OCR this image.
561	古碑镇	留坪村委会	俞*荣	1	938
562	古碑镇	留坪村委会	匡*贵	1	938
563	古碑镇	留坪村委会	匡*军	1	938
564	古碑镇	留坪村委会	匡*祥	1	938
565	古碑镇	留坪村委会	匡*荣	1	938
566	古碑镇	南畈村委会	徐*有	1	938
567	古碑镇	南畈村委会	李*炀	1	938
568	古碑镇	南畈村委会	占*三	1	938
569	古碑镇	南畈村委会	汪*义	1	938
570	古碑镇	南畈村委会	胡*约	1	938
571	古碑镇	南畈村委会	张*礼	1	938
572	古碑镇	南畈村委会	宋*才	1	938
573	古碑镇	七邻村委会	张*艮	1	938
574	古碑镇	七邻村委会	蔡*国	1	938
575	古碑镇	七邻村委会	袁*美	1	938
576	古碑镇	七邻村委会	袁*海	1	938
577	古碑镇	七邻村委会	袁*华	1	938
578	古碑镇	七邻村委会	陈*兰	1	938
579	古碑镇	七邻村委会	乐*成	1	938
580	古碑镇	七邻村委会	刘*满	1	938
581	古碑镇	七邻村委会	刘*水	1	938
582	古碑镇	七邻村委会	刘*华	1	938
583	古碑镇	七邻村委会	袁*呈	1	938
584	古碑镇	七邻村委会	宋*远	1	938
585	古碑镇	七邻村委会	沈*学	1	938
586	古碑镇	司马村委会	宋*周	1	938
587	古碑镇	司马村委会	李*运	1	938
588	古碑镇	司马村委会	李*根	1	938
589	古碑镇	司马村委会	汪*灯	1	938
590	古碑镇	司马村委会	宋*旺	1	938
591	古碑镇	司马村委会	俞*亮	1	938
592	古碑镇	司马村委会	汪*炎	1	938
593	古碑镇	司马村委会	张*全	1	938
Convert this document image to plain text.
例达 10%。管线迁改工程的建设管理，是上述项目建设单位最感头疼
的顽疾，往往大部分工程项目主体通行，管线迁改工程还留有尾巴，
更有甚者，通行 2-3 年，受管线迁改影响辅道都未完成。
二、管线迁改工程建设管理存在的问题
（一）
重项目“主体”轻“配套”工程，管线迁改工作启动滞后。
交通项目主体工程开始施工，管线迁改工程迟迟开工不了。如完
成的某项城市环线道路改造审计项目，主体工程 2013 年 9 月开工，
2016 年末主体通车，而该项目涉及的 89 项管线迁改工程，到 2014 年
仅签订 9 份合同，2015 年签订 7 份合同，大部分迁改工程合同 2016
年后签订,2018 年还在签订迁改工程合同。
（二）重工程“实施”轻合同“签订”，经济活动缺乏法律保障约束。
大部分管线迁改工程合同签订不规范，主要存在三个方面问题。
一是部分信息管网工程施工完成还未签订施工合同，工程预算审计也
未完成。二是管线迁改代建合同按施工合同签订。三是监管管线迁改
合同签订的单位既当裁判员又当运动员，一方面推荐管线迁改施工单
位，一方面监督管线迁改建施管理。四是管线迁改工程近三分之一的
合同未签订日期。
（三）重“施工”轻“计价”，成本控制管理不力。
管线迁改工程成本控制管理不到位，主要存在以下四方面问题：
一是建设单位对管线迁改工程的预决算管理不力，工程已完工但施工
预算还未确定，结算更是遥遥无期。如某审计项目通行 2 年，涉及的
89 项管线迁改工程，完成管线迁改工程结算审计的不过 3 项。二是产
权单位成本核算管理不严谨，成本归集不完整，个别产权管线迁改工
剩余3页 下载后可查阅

Written problem -
Copy each line of the records that contains the word "项管线迁改工程".

Solution -
2016 年末主体通车，而该项目涉及的 89 项管线迁改工程，到 2014 年
89 项管线迁改工程，完成管线迁改工程结算审计的不过 3 项。二是产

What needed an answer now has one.